### EXERCISE REQUIREMENTS:
Search the listing below for "marker". Copy each matching line.

(Dataset entries on figures)

# # # # # # #

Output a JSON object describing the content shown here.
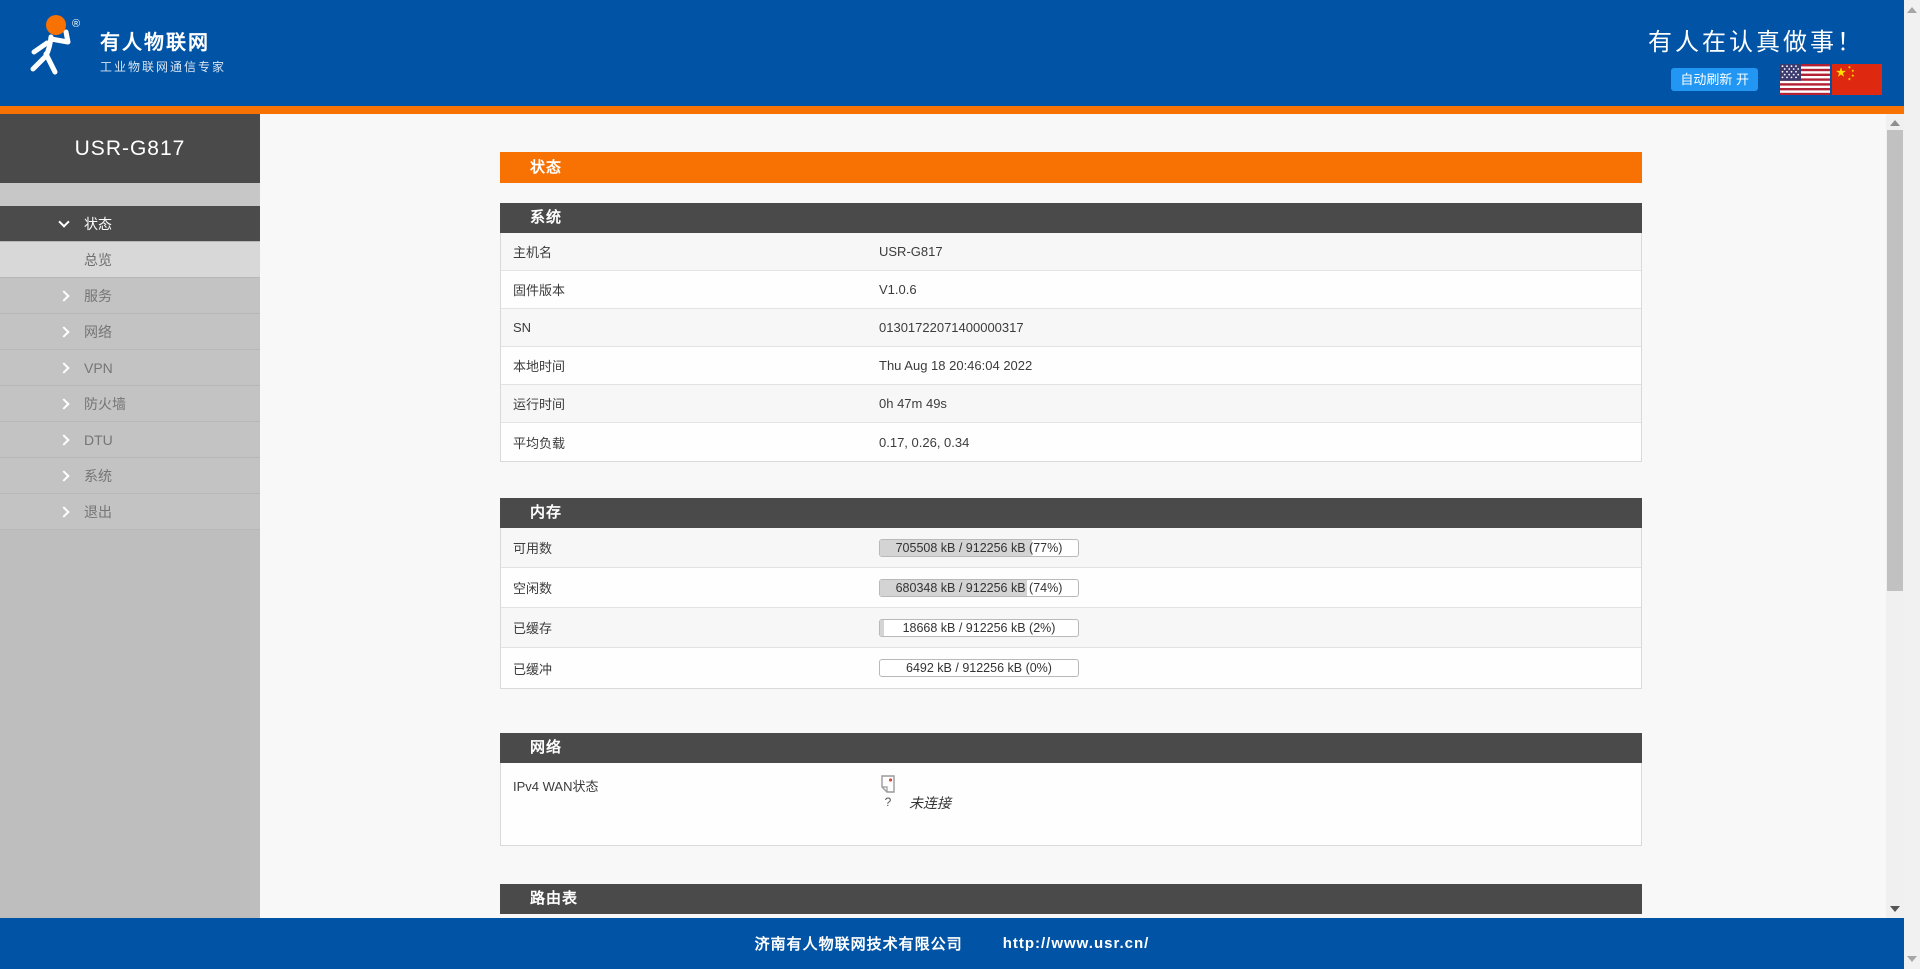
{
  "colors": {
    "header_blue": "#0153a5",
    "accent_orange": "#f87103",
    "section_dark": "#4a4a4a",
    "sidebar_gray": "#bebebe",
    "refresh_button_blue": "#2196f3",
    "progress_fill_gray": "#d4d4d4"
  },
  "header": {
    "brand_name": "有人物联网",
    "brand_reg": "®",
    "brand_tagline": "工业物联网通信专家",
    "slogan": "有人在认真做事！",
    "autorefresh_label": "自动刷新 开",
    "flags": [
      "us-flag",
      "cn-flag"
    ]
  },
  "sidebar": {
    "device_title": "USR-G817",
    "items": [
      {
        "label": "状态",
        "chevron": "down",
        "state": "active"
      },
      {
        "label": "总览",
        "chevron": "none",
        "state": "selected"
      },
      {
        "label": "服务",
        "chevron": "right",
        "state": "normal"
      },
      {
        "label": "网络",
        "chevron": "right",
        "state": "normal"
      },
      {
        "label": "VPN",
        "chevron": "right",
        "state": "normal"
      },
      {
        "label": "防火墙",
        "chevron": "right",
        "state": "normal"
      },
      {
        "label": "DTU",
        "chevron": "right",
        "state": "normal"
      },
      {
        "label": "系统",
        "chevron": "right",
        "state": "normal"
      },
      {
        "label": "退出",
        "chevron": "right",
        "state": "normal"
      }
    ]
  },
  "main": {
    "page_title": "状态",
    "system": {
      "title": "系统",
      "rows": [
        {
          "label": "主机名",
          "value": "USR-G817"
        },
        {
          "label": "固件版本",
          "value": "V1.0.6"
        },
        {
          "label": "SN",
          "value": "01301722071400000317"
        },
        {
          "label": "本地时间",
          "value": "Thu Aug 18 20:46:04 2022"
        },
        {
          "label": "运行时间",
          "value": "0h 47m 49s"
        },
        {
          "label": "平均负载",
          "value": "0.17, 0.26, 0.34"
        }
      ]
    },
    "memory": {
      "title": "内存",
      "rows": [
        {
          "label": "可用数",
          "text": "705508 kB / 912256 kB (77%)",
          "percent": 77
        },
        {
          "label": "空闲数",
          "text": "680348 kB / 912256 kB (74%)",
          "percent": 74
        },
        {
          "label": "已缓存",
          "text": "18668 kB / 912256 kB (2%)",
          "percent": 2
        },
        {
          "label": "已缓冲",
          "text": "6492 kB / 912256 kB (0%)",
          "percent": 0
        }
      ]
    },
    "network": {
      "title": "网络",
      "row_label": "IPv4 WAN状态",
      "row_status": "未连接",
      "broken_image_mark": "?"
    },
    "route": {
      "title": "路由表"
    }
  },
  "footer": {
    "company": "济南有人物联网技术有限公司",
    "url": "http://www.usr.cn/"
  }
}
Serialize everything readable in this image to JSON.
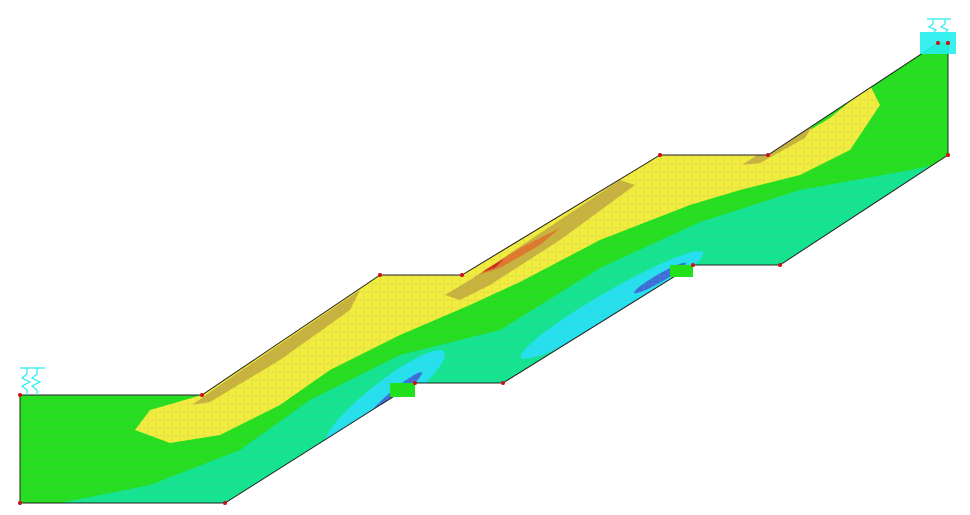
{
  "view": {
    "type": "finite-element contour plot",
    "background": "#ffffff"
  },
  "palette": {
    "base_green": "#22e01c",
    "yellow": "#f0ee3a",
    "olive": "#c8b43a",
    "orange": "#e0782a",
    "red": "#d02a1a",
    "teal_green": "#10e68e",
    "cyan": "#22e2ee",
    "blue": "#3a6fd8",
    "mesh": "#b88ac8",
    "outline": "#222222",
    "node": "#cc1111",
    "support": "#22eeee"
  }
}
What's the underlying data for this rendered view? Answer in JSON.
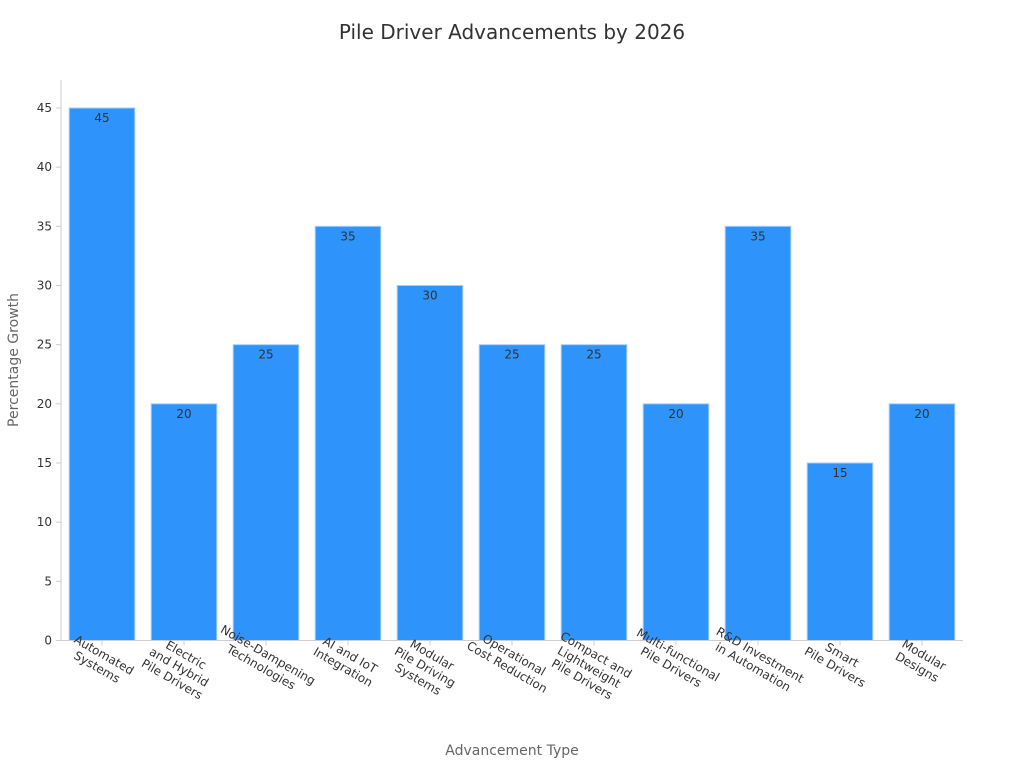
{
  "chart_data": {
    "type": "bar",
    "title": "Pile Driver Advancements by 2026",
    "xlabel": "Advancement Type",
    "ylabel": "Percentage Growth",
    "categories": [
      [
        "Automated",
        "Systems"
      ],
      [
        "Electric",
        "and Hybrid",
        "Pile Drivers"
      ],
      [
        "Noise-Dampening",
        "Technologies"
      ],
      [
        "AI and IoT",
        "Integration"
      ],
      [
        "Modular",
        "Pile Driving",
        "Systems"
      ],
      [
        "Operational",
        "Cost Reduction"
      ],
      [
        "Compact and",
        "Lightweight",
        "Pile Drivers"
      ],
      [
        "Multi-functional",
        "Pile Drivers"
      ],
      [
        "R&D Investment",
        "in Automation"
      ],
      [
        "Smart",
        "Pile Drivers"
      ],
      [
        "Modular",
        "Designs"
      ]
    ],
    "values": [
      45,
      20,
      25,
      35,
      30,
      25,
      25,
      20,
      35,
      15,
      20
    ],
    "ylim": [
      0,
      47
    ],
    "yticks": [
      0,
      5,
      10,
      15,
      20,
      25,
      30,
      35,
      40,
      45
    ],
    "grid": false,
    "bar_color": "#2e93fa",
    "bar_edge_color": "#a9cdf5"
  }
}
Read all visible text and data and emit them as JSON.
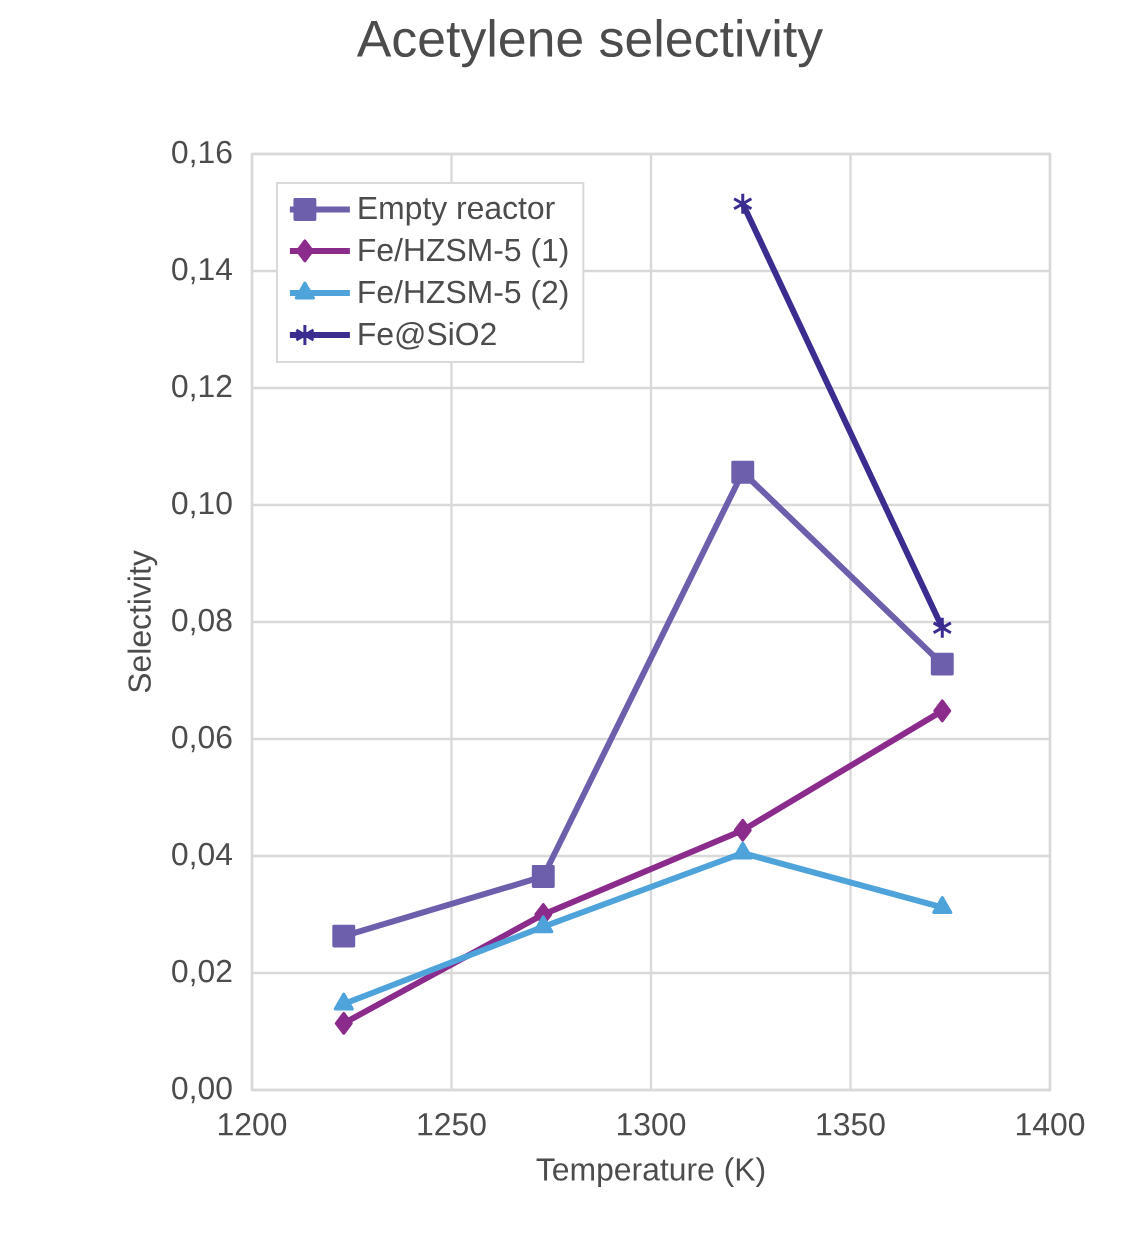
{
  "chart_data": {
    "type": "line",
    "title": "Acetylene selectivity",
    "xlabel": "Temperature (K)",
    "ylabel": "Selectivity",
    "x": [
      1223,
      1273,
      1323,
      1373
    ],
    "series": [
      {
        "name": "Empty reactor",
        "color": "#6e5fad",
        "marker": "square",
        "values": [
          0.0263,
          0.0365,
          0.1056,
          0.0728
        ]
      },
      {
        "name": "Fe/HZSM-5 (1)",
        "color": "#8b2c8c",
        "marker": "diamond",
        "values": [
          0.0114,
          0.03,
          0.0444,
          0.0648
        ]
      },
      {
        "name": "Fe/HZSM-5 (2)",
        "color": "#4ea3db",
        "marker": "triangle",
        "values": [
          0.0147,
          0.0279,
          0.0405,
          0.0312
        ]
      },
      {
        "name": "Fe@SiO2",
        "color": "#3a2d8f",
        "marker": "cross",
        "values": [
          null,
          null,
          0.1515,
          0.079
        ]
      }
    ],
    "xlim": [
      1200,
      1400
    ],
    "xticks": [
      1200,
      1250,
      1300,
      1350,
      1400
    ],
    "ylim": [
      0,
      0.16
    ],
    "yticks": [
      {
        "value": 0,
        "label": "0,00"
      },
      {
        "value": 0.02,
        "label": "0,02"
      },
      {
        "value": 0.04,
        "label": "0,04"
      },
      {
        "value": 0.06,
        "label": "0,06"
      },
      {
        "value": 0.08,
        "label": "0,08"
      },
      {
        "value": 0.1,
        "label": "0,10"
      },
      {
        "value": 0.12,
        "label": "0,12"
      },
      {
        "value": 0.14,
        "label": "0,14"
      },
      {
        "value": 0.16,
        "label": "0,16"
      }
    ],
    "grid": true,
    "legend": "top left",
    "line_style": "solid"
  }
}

# # # # # # #

### THE OUTPUT:
        "marker": "square",
        "marker": "diamond",
        "marker": "triangle",
        "marker": "cross",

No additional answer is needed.